▶ STATED EXERCISE
Write out the data below in full, unchanged, minus the images.

▶ TASK DATA
-- Begin --

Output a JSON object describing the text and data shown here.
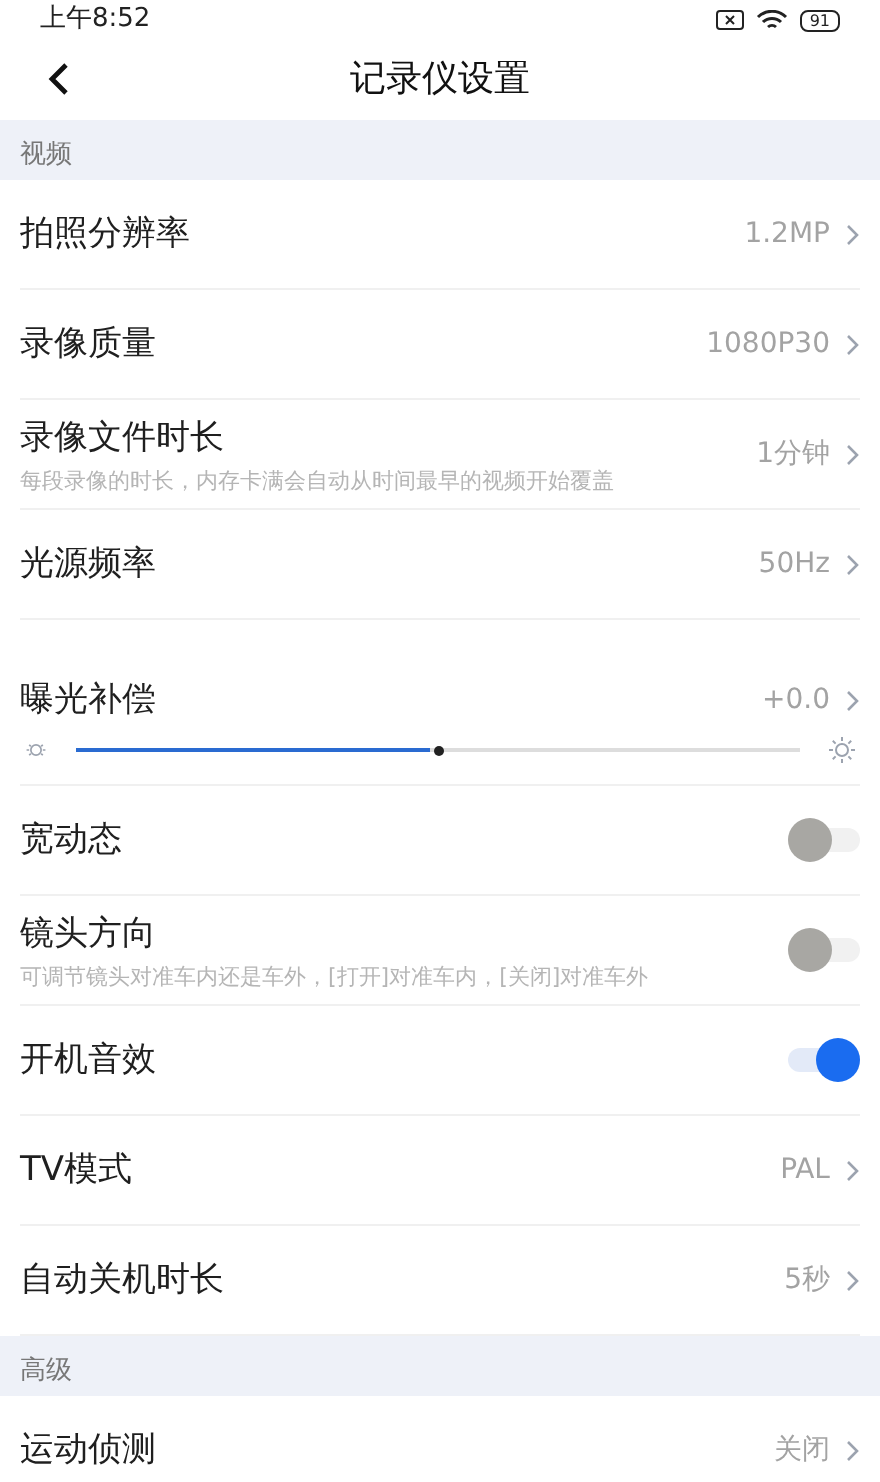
{
  "status_bar": {
    "time": "上午8:52",
    "battery": "91"
  },
  "header": {
    "title": "记录仪设置"
  },
  "sections": [
    {
      "title": "视频",
      "items": [
        {
          "kind": "value",
          "label": "拍照分辨率",
          "value": "1.2MP"
        },
        {
          "kind": "value",
          "label": "录像质量",
          "value": "1080P30"
        },
        {
          "kind": "value",
          "label": "录像文件时长",
          "description": "每段录像的时长，内存卡满会自动从时间最早的视频开始覆盖",
          "value": "1分钟"
        },
        {
          "kind": "value",
          "label": "光源频率",
          "value": "50Hz"
        },
        {
          "kind": "slider",
          "label": "曝光补偿",
          "value": "+0.0",
          "level": 0.5
        },
        {
          "kind": "toggle",
          "label": "宽动态",
          "on": false
        },
        {
          "kind": "toggle",
          "label": "镜头方向",
          "description": "可调节镜头对准车内还是车外，[打开]对准车内，[关闭]对准车外",
          "on": false
        },
        {
          "kind": "toggle",
          "label": "开机音效",
          "on": true
        },
        {
          "kind": "value",
          "label": "TV模式",
          "value": "PAL"
        },
        {
          "kind": "value",
          "label": "自动关机时长",
          "value": "5秒"
        }
      ]
    },
    {
      "title": "高级",
      "items": [
        {
          "kind": "value",
          "label": "运动侦测",
          "value": "关闭"
        }
      ]
    }
  ]
}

-- End --

▶ CORRECT ANSWER
Output a JSON object describing the text and data shown here.
{
  "status_bar": {
    "time": "上午8:52",
    "battery": "91"
  },
  "header": {
    "title": "记录仪设置"
  },
  "sections": [
    {
      "title": "视频",
      "items": [
        {
          "kind": "value",
          "label": "拍照分辨率",
          "value": "1.2MP"
        },
        {
          "kind": "value",
          "label": "录像质量",
          "value": "1080P30"
        },
        {
          "kind": "value",
          "label": "录像文件时长",
          "description": "每段录像的时长，内存卡满会自动从时间最早的视频开始覆盖",
          "value": "1分钟"
        },
        {
          "kind": "value",
          "label": "光源频率",
          "value": "50Hz"
        },
        {
          "kind": "slider",
          "label": "曝光补偿",
          "value": "+0.0",
          "level": 0.5
        },
        {
          "kind": "toggle",
          "label": "宽动态",
          "on": false
        },
        {
          "kind": "toggle",
          "label": "镜头方向",
          "description": "可调节镜头对准车内还是车外，[打开]对准车内，[关闭]对准车外",
          "on": false
        },
        {
          "kind": "toggle",
          "label": "开机音效",
          "on": true
        },
        {
          "kind": "value",
          "label": "TV模式",
          "value": "PAL"
        },
        {
          "kind": "value",
          "label": "自动关机时长",
          "value": "5秒"
        }
      ]
    },
    {
      "title": "高级",
      "items": [
        {
          "kind": "value",
          "label": "运动侦测",
          "value": "关闭"
        }
      ]
    }
  ]
}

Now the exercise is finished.